▶ _TASK REQUIREMENTS_: Pick out and copy every line below that has the word "ylabel".

(Items from a dataset)
——

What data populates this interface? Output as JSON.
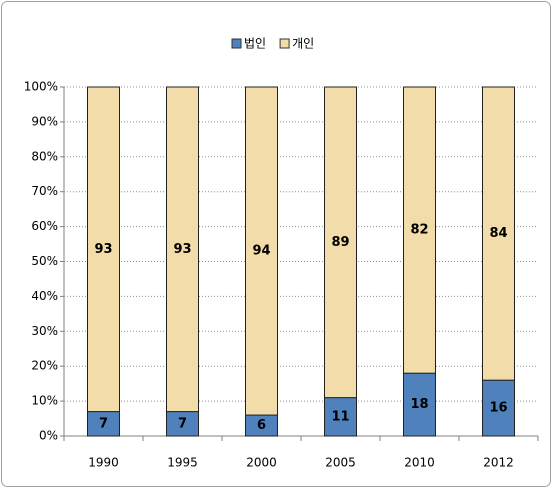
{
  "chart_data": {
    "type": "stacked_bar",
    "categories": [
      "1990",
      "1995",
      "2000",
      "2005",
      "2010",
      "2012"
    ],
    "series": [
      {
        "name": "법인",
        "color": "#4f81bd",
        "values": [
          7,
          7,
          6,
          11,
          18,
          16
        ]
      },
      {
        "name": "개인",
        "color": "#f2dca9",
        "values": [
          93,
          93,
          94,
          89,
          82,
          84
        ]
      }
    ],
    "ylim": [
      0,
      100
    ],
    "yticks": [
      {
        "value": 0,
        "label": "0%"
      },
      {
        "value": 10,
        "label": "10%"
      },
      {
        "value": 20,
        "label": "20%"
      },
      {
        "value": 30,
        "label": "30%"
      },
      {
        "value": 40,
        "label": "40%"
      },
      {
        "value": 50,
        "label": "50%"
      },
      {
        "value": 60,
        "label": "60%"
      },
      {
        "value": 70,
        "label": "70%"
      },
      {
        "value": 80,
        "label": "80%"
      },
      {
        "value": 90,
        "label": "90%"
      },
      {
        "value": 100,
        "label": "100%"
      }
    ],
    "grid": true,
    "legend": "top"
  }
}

——

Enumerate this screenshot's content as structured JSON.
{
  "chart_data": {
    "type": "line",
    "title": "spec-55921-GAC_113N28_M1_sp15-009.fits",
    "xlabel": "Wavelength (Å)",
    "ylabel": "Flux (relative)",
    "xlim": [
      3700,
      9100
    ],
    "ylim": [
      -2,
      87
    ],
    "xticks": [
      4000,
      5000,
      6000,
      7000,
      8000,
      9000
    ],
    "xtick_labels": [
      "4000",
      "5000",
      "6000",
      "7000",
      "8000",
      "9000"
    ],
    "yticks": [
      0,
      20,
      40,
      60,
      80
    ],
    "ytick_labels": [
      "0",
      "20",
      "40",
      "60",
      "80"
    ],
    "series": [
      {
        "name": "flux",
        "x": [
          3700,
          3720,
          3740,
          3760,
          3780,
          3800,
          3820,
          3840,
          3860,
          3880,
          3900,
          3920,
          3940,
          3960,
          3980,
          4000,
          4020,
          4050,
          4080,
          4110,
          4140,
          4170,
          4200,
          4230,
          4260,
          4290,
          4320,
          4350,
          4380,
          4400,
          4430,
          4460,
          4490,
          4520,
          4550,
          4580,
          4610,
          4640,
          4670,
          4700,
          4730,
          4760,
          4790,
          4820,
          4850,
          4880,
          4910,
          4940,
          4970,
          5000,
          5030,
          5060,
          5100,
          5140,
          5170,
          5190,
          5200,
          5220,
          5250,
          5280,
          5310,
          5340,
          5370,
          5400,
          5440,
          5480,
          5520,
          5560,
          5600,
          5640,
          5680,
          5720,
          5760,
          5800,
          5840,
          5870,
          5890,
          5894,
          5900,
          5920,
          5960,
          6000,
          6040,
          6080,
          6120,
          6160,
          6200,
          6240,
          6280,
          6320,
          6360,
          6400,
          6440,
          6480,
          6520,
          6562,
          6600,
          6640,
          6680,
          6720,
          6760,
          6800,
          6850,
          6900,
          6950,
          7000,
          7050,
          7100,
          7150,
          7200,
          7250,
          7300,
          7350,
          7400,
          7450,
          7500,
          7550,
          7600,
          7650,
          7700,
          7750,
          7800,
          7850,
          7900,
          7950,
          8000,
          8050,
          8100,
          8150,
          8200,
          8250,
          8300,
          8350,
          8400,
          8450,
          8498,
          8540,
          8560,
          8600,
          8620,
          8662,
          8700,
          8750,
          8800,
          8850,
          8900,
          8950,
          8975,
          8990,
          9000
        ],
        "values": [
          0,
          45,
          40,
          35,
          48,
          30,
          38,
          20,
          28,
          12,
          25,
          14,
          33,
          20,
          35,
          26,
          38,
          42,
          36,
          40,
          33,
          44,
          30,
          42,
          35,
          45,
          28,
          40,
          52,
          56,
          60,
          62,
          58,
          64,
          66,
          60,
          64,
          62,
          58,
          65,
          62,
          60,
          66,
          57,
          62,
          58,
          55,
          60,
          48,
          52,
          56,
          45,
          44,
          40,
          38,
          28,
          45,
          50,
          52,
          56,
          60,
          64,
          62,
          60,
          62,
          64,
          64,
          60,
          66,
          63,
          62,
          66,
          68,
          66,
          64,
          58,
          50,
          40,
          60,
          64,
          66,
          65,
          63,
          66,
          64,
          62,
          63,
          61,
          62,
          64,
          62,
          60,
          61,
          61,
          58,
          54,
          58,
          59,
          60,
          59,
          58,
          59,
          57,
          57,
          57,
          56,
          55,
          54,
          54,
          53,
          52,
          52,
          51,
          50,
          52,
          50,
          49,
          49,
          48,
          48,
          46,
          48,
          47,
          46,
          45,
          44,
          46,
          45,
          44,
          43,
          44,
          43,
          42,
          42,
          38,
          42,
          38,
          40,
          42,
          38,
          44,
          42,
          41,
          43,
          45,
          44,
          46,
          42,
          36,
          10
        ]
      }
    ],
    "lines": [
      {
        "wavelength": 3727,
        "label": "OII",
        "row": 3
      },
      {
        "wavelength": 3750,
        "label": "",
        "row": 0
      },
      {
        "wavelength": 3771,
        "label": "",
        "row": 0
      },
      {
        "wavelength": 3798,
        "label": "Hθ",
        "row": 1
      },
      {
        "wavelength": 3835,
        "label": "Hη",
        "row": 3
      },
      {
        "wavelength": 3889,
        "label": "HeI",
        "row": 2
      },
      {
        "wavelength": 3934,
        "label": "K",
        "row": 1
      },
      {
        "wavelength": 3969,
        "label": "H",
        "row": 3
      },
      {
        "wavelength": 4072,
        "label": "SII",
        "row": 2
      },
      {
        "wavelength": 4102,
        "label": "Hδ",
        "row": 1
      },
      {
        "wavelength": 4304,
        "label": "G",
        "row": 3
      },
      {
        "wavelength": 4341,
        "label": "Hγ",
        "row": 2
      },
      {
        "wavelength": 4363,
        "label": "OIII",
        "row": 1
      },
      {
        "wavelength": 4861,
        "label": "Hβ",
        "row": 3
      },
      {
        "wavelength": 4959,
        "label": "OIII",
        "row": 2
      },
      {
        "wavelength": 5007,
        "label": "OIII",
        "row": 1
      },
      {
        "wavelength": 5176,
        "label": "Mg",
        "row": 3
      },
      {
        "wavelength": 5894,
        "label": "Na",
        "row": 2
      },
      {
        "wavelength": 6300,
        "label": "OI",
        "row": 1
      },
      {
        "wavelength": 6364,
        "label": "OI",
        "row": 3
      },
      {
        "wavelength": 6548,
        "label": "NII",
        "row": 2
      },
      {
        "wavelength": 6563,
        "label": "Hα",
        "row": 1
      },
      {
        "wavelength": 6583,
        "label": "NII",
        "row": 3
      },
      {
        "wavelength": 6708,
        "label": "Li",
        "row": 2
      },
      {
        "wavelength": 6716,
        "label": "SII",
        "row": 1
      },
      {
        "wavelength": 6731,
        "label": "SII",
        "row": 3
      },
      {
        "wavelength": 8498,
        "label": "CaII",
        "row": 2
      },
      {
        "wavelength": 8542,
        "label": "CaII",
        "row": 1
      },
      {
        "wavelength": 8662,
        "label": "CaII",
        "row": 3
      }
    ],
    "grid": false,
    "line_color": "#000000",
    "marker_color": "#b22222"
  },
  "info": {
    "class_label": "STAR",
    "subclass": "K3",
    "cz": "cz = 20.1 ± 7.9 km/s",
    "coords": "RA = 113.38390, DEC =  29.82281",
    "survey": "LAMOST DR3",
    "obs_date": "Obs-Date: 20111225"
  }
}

——

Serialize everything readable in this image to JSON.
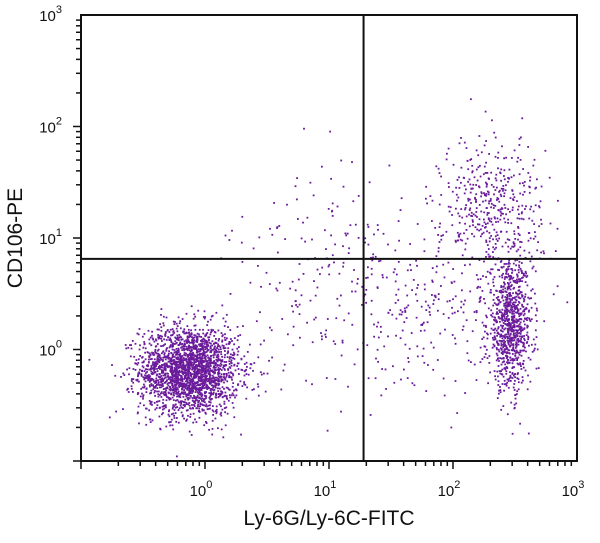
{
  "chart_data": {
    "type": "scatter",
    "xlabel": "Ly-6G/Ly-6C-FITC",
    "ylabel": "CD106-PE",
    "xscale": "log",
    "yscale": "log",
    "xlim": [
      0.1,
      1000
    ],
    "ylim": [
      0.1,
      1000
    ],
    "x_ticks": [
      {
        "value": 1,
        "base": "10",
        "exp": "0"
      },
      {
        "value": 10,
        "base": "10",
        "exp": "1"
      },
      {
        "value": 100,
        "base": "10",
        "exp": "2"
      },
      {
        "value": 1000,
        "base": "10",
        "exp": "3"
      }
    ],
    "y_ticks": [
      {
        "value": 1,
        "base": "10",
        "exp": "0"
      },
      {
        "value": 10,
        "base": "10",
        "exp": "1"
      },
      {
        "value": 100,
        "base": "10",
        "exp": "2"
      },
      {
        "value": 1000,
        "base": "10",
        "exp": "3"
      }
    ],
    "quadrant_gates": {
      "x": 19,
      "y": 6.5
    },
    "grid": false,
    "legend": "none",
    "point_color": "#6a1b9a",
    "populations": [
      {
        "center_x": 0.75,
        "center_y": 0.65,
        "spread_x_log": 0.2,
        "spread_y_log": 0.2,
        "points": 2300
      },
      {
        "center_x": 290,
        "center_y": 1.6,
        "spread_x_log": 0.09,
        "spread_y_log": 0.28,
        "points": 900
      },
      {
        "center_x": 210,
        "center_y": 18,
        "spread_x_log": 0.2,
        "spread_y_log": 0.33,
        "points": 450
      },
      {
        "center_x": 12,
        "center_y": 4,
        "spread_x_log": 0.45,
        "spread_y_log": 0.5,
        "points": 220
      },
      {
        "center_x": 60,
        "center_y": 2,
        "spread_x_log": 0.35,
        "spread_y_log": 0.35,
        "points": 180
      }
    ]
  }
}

——

▶ _FINISHED TASK_:
    "ylabel": "Flux (relative)",
    "ylabel": "CD106-PE",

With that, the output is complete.